• [TASK TO CARRY OUT]: Each line of the listing must be transcribed exactly, except for the images, which should be excluded.

• [AVAILABLE RECORDS]:
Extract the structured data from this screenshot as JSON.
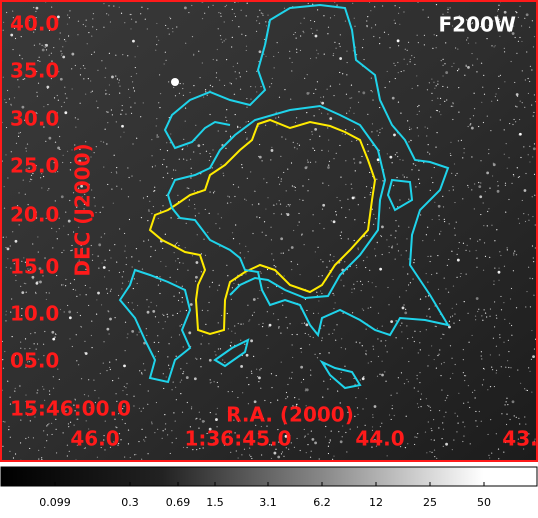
{
  "panel": {
    "label": "F200W",
    "y_axis": {
      "title": "DEC (J2000)",
      "ticks": [
        "40.0",
        "35.0",
        "30.0",
        "25.0",
        "20.0",
        "15.0",
        "10.0",
        "05.0",
        "15:46:00.0"
      ]
    },
    "x_axis": {
      "title": "R.A. (2000)",
      "ticks": [
        "46.0",
        "1:36:45.0",
        "44.0",
        "43."
      ]
    }
  },
  "colorbar": {
    "ticks": [
      "0.099",
      "0.3",
      "0.69",
      "1.5",
      "3.1",
      "6.2",
      "12",
      "25",
      "50"
    ]
  }
}
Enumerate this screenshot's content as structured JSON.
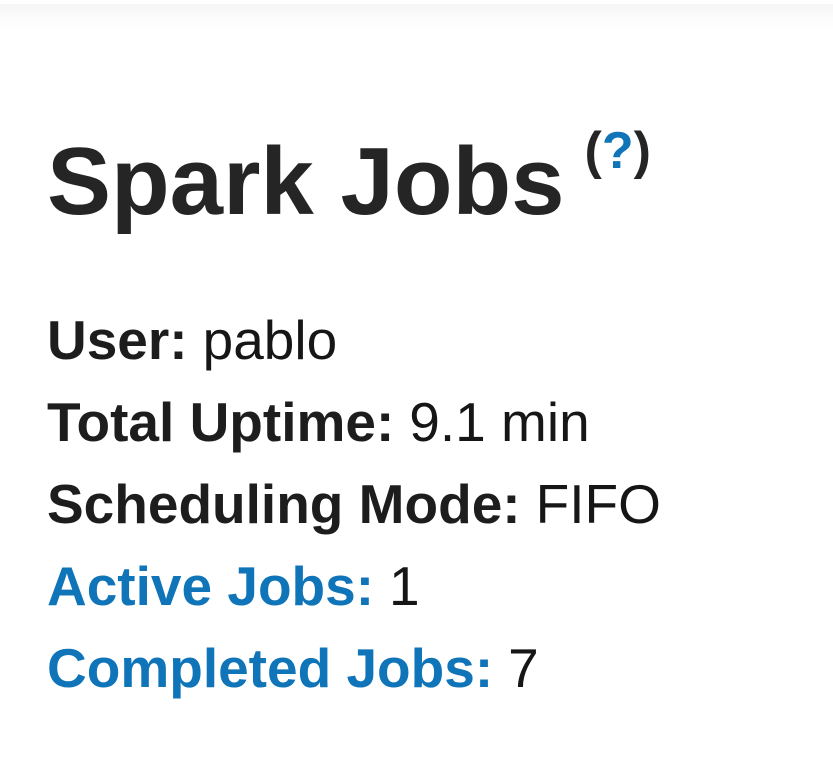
{
  "page": {
    "title": "Spark Jobs",
    "help": {
      "paren_open": "(",
      "symbol": "?",
      "paren_close": ")"
    }
  },
  "summary": {
    "items": [
      {
        "label": "User:",
        "value": "pablo"
      },
      {
        "label": "Total Uptime:",
        "value": "9.1 min"
      },
      {
        "label": "Scheduling Mode:",
        "value": "FIFO"
      },
      {
        "label": "Active Jobs:",
        "value": "1"
      },
      {
        "label": "Completed Jobs:",
        "value": "7"
      }
    ]
  },
  "colors": {
    "link_blue": "#0f74b8",
    "heading_text": "#252525",
    "body_text": "#161616"
  }
}
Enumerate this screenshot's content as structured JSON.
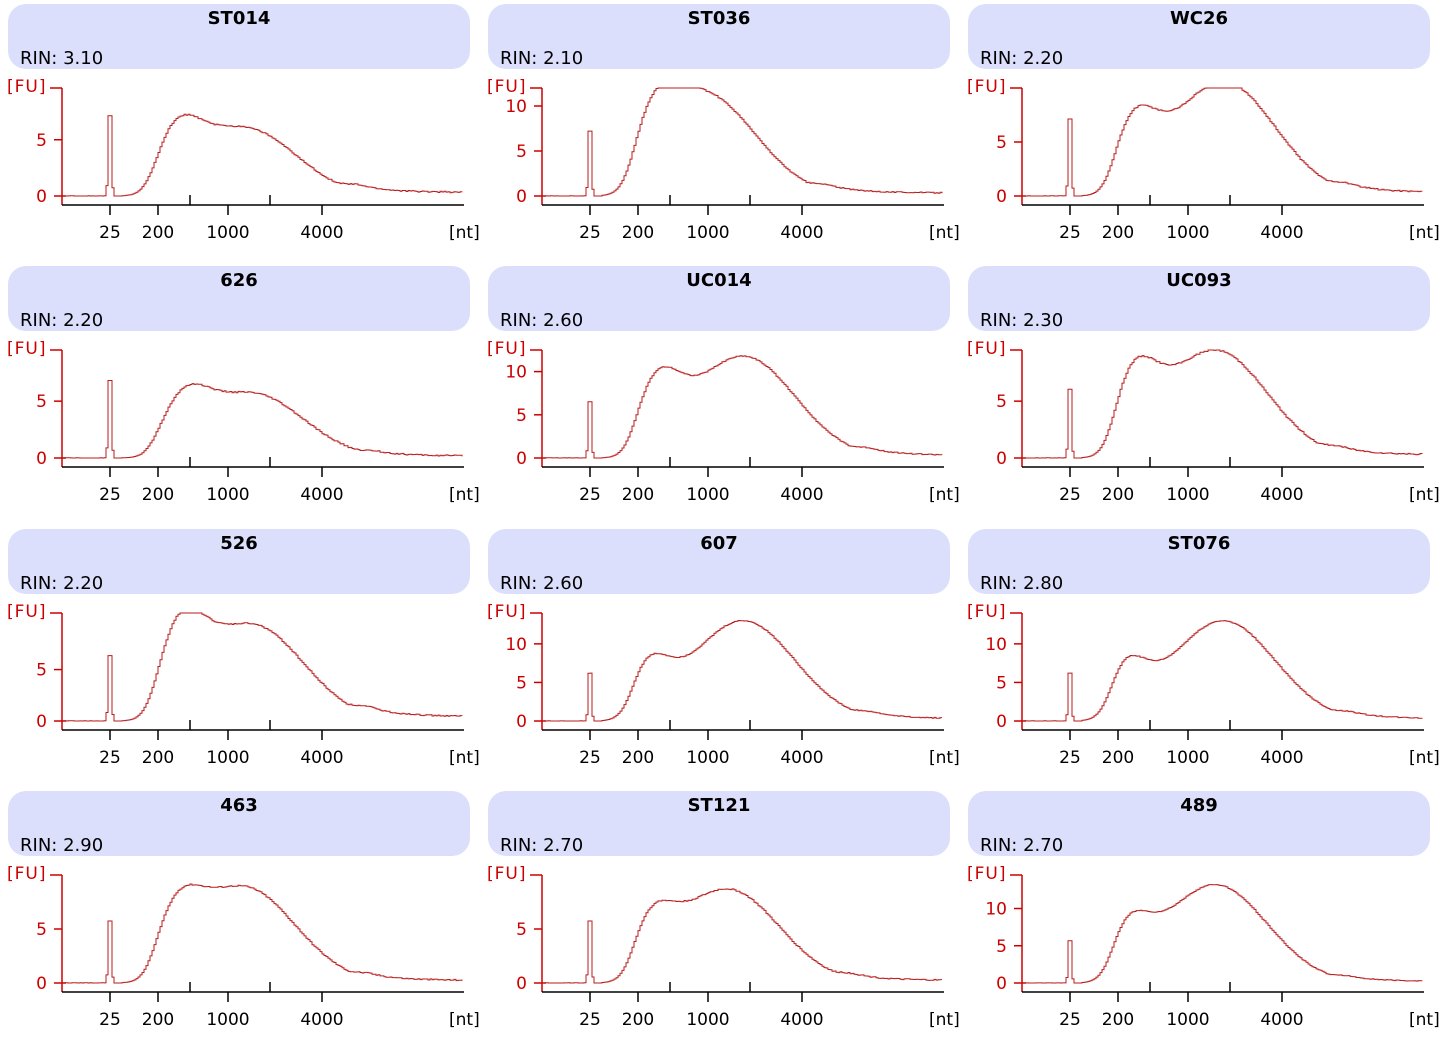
{
  "axis_units": {
    "y": "[FU]",
    "x": "[nt]"
  },
  "rin_prefix": "RIN:",
  "colors": {
    "header_bg": "#dcdffc",
    "trace": "#b81c1c",
    "y_axis": "#cc0000"
  },
  "chart_data": [
    {
      "type": "line",
      "title": "ST014",
      "rin": "3.10",
      "yticks": [
        0,
        5
      ],
      "ylim": [
        0,
        9.6
      ],
      "xticks": [
        "25",
        "200",
        "1000",
        "4000"
      ],
      "marker_peak": 9.2,
      "shoulder": 4.4,
      "shoulder_pos": 0.28,
      "main_peak": 6.1,
      "main_pos": 0.45,
      "tail": 0.6
    },
    {
      "type": "line",
      "title": "ST036",
      "rin": "2.10",
      "yticks": [
        0,
        5,
        10
      ],
      "ylim": [
        0,
        12
      ],
      "xticks": [
        "25",
        "200",
        "1000",
        "4000"
      ],
      "marker_peak": 9.3,
      "shoulder": 4.8,
      "shoulder_pos": 0.27,
      "main_peak": 11.4,
      "main_pos": 0.4,
      "tail": 0.6
    },
    {
      "type": "line",
      "title": "WC26",
      "rin": "2.20",
      "yticks": [
        0,
        5
      ],
      "ylim": [
        0,
        10
      ],
      "xticks": [
        "25",
        "200",
        "1000",
        "4000"
      ],
      "marker_peak": 9.2,
      "shoulder": 6.0,
      "shoulder_pos": 0.27,
      "main_peak": 10.6,
      "main_pos": 0.5,
      "tail": 0.6
    },
    {
      "type": "line",
      "title": "626",
      "rin": "2.20",
      "yticks": [
        0,
        5
      ],
      "ylim": [
        0,
        9.5
      ],
      "xticks": [
        "25",
        "200",
        "1000",
        "4000"
      ],
      "marker_peak": 8.8,
      "shoulder": 3.8,
      "shoulder_pos": 0.3,
      "main_peak": 5.7,
      "main_pos": 0.47,
      "tail": 0.3
    },
    {
      "type": "line",
      "title": "UC014",
      "rin": "2.60",
      "yticks": [
        0,
        5,
        10
      ],
      "ylim": [
        0,
        12.5
      ],
      "xticks": [
        "25",
        "200",
        "1000",
        "4000"
      ],
      "marker_peak": 8.4,
      "shoulder": 7.5,
      "shoulder_pos": 0.28,
      "main_peak": 11.8,
      "main_pos": 0.5,
      "tail": 0.5
    },
    {
      "type": "line",
      "title": "UC093",
      "rin": "2.30",
      "yticks": [
        0,
        5
      ],
      "ylim": [
        0,
        9.5
      ],
      "xticks": [
        "25",
        "200",
        "1000",
        "4000"
      ],
      "marker_peak": 7.8,
      "shoulder": 6.2,
      "shoulder_pos": 0.27,
      "main_peak": 9.5,
      "main_pos": 0.48,
      "tail": 0.5
    },
    {
      "type": "line",
      "title": "526",
      "rin": "2.20",
      "yticks": [
        0,
        5
      ],
      "ylim": [
        0,
        10.5
      ],
      "xticks": [
        "25",
        "200",
        "1000",
        "4000"
      ],
      "marker_peak": 8.2,
      "shoulder": 7.1,
      "shoulder_pos": 0.29,
      "main_peak": 9.4,
      "main_pos": 0.47,
      "tail": 0.8
    },
    {
      "type": "line",
      "title": "607",
      "rin": "2.60",
      "yticks": [
        0,
        5,
        10
      ],
      "ylim": [
        0,
        14
      ],
      "xticks": [
        "25",
        "200",
        "1000",
        "4000"
      ],
      "marker_peak": 8.0,
      "shoulder": 6.8,
      "shoulder_pos": 0.25,
      "main_peak": 13.0,
      "main_pos": 0.5,
      "tail": 0.5
    },
    {
      "type": "line",
      "title": "ST076",
      "rin": "2.80",
      "yticks": [
        0,
        5,
        10
      ],
      "ylim": [
        0,
        14
      ],
      "xticks": [
        "25",
        "200",
        "1000",
        "4000"
      ],
      "marker_peak": 8.0,
      "shoulder": 7.2,
      "shoulder_pos": 0.24,
      "main_peak": 13.0,
      "main_pos": 0.5,
      "tail": 0.5
    },
    {
      "type": "line",
      "title": "463",
      "rin": "2.90",
      "yticks": [
        0,
        5
      ],
      "ylim": [
        0,
        10
      ],
      "xticks": [
        "25",
        "200",
        "1000",
        "4000"
      ],
      "marker_peak": 7.4,
      "shoulder": 4.7,
      "shoulder_pos": 0.28,
      "main_peak": 8.9,
      "main_pos": 0.45,
      "tail": 0.4
    },
    {
      "type": "line",
      "title": "ST121",
      "rin": "2.70",
      "yticks": [
        0,
        5
      ],
      "ylim": [
        0,
        10
      ],
      "xticks": [
        "25",
        "200",
        "1000",
        "4000"
      ],
      "marker_peak": 7.4,
      "shoulder": 4.6,
      "shoulder_pos": 0.26,
      "main_peak": 8.7,
      "main_pos": 0.46,
      "tail": 0.4
    },
    {
      "type": "line",
      "title": "489",
      "rin": "2.70",
      "yticks": [
        0,
        5,
        10
      ],
      "ylim": [
        0,
        14.5
      ],
      "xticks": [
        "25",
        "200",
        "1000",
        "4000"
      ],
      "marker_peak": 7.3,
      "shoulder": 6.8,
      "shoulder_pos": 0.25,
      "main_peak": 13.2,
      "main_pos": 0.48,
      "tail": 0.3
    }
  ]
}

• [OUTPUT FOR THIS EXERCISE]:
Extract the structured data from this screenshot as JSON.
{
  "panel": {
    "label": "F200W",
    "y_axis": {
      "title": "DEC (J2000)",
      "ticks": [
        "40.0",
        "35.0",
        "30.0",
        "25.0",
        "20.0",
        "15.0",
        "10.0",
        "05.0",
        "15:46:00.0"
      ]
    },
    "x_axis": {
      "title": "R.A. (2000)",
      "ticks": [
        "46.0",
        "1:36:45.0",
        "44.0",
        "43."
      ]
    }
  },
  "colorbar": {
    "ticks": [
      "0.099",
      "0.3",
      "0.69",
      "1.5",
      "3.1",
      "6.2",
      "12",
      "25",
      "50"
    ]
  }
}
Enumerate this screenshot's content as structured JSON.
{
  "page": {
    "title": "Spark Jobs",
    "help": {
      "paren_open": "(",
      "symbol": "?",
      "paren_close": ")"
    }
  },
  "summary": {
    "items": [
      {
        "label": "User:",
        "value": "pablo"
      },
      {
        "label": "Total Uptime:",
        "value": "9.1 min"
      },
      {
        "label": "Scheduling Mode:",
        "value": "FIFO"
      },
      {
        "label": "Active Jobs:",
        "value": "1"
      },
      {
        "label": "Completed Jobs:",
        "value": "7"
      }
    ]
  },
  "colors": {
    "link_blue": "#0f74b8",
    "heading_text": "#252525",
    "body_text": "#161616"
  }
}
Enumerate this screenshot's content as structured JSON.
{
  "axis_units": {
    "y": "[FU]",
    "x": "[nt]"
  },
  "rin_prefix": "RIN:",
  "colors": {
    "header_bg": "#dcdffc",
    "trace": "#b81c1c",
    "y_axis": "#cc0000"
  },
  "chart_data": [
    {
      "type": "line",
      "title": "ST014",
      "rin": "3.10",
      "yticks": [
        0,
        5
      ],
      "ylim": [
        0,
        9.6
      ],
      "xticks": [
        "25",
        "200",
        "1000",
        "4000"
      ],
      "marker_peak": 9.2,
      "shoulder": 4.4,
      "shoulder_pos": 0.28,
      "main_peak": 6.1,
      "main_pos": 0.45,
      "tail": 0.6
    },
    {
      "type": "line",
      "title": "ST036",
      "rin": "2.10",
      "yticks": [
        0,
        5,
        10
      ],
      "ylim": [
        0,
        12
      ],
      "xticks": [
        "25",
        "200",
        "1000",
        "4000"
      ],
      "marker_peak": 9.3,
      "shoulder": 4.8,
      "shoulder_pos": 0.27,
      "main_peak": 11.4,
      "main_pos": 0.4,
      "tail": 0.6
    },
    {
      "type": "line",
      "title": "WC26",
      "rin": "2.20",
      "yticks": [
        0,
        5
      ],
      "ylim": [
        0,
        10
      ],
      "xticks": [
        "25",
        "200",
        "1000",
        "4000"
      ],
      "marker_peak": 9.2,
      "shoulder": 6.0,
      "shoulder_pos": 0.27,
      "main_peak": 10.6,
      "main_pos": 0.5,
      "tail": 0.6
    },
    {
      "type": "line",
      "title": "626",
      "rin": "2.20",
      "yticks": [
        0,
        5
      ],
      "ylim": [
        0,
        9.5
      ],
      "xticks": [
        "25",
        "200",
        "1000",
        "4000"
      ],
      "marker_peak": 8.8,
      "shoulder": 3.8,
      "shoulder_pos": 0.3,
      "main_peak": 5.7,
      "main_pos": 0.47,
      "tail": 0.3
    },
    {
      "type": "line",
      "title": "UC014",
      "rin": "2.60",
      "yticks": [
        0,
        5,
        10
      ],
      "ylim": [
        0,
        12.5
      ],
      "xticks": [
        "25",
        "200",
        "1000",
        "4000"
      ],
      "marker_peak": 8.4,
      "shoulder": 7.5,
      "shoulder_pos": 0.28,
      "main_peak": 11.8,
      "main_pos": 0.5,
      "tail": 0.5
    },
    {
      "type": "line",
      "title": "UC093",
      "rin": "2.30",
      "yticks": [
        0,
        5
      ],
      "ylim": [
        0,
        9.5
      ],
      "xticks": [
        "25",
        "200",
        "1000",
        "4000"
      ],
      "marker_peak": 7.8,
      "shoulder": 6.2,
      "shoulder_pos": 0.27,
      "main_peak": 9.5,
      "main_pos": 0.48,
      "tail": 0.5
    },
    {
      "type": "line",
      "title": "526",
      "rin": "2.20",
      "yticks": [
        0,
        5
      ],
      "ylim": [
        0,
        10.5
      ],
      "xticks": [
        "25",
        "200",
        "1000",
        "4000"
      ],
      "marker_peak": 8.2,
      "shoulder": 7.1,
      "shoulder_pos": 0.29,
      "main_peak": 9.4,
      "main_pos": 0.47,
      "tail": 0.8
    },
    {
      "type": "line",
      "title": "607",
      "rin": "2.60",
      "yticks": [
        0,
        5,
        10
      ],
      "ylim": [
        0,
        14
      ],
      "xticks": [
        "25",
        "200",
        "1000",
        "4000"
      ],
      "marker_peak": 8.0,
      "shoulder": 6.8,
      "shoulder_pos": 0.25,
      "main_peak": 13.0,
      "main_pos": 0.5,
      "tail": 0.5
    },
    {
      "type": "line",
      "title": "ST076",
      "rin": "2.80",
      "yticks": [
        0,
        5,
        10
      ],
      "ylim": [
        0,
        14
      ],
      "xticks": [
        "25",
        "200",
        "1000",
        "4000"
      ],
      "marker_peak": 8.0,
      "shoulder": 7.2,
      "shoulder_pos": 0.24,
      "main_peak": 13.0,
      "main_pos": 0.5,
      "tail": 0.5
    },
    {
      "type": "line",
      "title": "463",
      "rin": "2.90",
      "yticks": [
        0,
        5
      ],
      "ylim": [
        0,
        10
      ],
      "xticks": [
        "25",
        "200",
        "1000",
        "4000"
      ],
      "marker_peak": 7.4,
      "shoulder": 4.7,
      "shoulder_pos": 0.28,
      "main_peak": 8.9,
      "main_pos": 0.45,
      "tail": 0.4
    },
    {
      "type": "line",
      "title": "ST121",
      "rin": "2.70",
      "yticks": [
        0,
        5
      ],
      "ylim": [
        0,
        10
      ],
      "xticks": [
        "25",
        "200",
        "1000",
        "4000"
      ],
      "marker_peak": 7.4,
      "shoulder": 4.6,
      "shoulder_pos": 0.26,
      "main_peak": 8.7,
      "main_pos": 0.46,
      "tail": 0.4
    },
    {
      "type": "line",
      "title": "489",
      "rin": "2.70",
      "yticks": [
        0,
        5,
        10
      ],
      "ylim": [
        0,
        14.5
      ],
      "xticks": [
        "25",
        "200",
        "1000",
        "4000"
      ],
      "marker_peak": 7.3,
      "shoulder": 6.8,
      "shoulder_pos": 0.25,
      "main_peak": 13.2,
      "main_pos": 0.48,
      "tail": 0.3
    }
  ]
}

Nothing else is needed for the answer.